[EXTRAIT DE PAGE]:
--------------------

Pause sur How to Get Away With Murder (/1×06)
How to Get Away With Murder (HTGAWM) est une nouvelle planète dans la constellation Rhimes. La célèbre productrice n’est pas la créatrice de la série (on le répète) mais pourtant, elle porte son emprunte indéniable, célébrée par cette façon bien particulière de repousser les limites, tomber dans l’excès avec l’infime retenue nécessaire pour éviter de sombrer dans une saturation castratrice.

--------------------

[DONNÉES]:
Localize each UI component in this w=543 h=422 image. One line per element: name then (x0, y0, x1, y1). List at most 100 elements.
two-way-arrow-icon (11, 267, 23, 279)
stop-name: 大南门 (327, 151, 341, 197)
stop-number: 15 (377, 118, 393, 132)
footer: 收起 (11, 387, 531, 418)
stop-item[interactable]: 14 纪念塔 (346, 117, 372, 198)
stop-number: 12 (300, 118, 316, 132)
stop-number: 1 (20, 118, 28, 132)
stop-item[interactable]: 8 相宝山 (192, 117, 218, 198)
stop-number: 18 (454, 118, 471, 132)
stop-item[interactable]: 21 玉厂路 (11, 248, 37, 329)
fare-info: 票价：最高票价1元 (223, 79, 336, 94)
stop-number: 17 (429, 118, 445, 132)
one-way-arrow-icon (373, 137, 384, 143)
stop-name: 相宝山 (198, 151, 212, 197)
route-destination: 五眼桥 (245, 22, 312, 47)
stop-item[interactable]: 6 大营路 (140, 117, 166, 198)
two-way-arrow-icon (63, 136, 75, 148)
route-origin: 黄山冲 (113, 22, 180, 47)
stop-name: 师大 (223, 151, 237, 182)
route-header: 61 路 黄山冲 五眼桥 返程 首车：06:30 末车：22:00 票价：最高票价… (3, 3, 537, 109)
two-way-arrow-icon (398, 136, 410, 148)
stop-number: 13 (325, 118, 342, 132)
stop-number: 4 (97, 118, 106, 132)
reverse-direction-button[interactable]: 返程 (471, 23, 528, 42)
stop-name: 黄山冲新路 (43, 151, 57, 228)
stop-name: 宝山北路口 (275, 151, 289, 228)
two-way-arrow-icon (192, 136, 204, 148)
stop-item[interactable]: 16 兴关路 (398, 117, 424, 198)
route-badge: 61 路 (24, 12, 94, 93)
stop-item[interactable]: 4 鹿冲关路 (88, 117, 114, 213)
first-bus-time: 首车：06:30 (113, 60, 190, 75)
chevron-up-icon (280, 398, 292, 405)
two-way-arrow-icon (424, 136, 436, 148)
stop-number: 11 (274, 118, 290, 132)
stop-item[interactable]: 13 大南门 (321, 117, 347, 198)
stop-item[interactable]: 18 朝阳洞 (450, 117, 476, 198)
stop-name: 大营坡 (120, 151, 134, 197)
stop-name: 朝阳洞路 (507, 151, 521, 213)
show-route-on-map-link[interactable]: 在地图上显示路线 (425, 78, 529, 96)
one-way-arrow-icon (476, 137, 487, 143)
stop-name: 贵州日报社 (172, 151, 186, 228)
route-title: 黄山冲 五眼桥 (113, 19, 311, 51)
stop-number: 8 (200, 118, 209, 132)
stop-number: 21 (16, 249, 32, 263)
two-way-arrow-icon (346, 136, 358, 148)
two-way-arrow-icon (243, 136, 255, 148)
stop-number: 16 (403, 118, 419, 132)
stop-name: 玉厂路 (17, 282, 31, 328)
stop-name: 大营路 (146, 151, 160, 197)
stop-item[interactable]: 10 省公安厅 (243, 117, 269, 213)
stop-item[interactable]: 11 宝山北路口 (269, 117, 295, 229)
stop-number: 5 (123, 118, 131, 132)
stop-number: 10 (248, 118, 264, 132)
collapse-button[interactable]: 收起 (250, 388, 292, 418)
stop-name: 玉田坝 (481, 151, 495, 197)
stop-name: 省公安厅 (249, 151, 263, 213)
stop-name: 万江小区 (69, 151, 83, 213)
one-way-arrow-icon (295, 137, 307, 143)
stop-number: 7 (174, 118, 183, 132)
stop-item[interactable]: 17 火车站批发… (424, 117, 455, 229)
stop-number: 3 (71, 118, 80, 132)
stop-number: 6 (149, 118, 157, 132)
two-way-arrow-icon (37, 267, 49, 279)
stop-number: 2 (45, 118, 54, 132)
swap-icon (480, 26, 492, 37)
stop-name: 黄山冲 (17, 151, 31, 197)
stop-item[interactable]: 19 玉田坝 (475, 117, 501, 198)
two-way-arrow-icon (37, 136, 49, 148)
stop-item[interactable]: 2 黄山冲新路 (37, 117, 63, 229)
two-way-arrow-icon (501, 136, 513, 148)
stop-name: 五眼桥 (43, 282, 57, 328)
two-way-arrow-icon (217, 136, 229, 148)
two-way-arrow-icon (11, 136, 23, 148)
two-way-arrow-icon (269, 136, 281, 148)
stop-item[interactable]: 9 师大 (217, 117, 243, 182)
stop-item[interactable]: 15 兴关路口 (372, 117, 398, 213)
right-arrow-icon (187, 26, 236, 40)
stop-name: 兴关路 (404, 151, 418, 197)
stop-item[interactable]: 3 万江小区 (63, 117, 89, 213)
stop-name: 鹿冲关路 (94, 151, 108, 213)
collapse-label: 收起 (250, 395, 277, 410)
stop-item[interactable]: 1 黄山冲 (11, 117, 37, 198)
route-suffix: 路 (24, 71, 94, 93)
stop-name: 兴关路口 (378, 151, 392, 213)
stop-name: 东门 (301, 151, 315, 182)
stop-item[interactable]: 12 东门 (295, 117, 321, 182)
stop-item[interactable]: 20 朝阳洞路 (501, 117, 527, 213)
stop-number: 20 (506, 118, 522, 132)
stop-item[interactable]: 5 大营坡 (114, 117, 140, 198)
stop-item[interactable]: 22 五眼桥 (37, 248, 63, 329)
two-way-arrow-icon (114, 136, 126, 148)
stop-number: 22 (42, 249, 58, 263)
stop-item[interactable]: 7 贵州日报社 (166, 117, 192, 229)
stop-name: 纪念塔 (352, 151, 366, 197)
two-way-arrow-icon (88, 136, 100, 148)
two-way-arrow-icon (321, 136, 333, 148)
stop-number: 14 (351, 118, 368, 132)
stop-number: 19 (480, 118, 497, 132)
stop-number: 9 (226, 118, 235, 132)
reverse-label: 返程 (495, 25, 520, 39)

--------------------

[TRAVAIL À FAIRE]:
- a) Répondez aux questions suivantes à partir de l'extrait.
(i) Par quelle abréviation l'extrait désigne-t-il la série How to Get Away With Murder ?
(ii) Dans quelle constellation la série est-elle présentée comme une nouvelle planète ?
(iii) La célèbre productrice est-elle la créatrice de la série ?
- b) Recopiez mot pour mot le passage de l'extrait qui s'ouvre sur les mots contenant « Pause sur How » et se clôt sur « une saturation castratrice. ».

[RÉSULTATS DES EXERCICES]:
- a)
(i) HTGAWM
(ii) La constellation Rhimes
(iii) Non, elle n'est pas la créatrice de la série.

- b)
Pause sur How to Get Away With Murder (/1×06)
How to Get Away With Murder (HTGAWM) est une nouvelle planète dans la constellation Rhimes. La célèbre productrice n’est pas la créatrice de la série (on le répète) mais pourtant, elle porte son emprunte indéniable, célébrée par cette façon bien particulière de repousser les limites, tomber dans l’excès avec l’infime retenue nécessaire pour éviter de sombrer dans une saturation castratrice.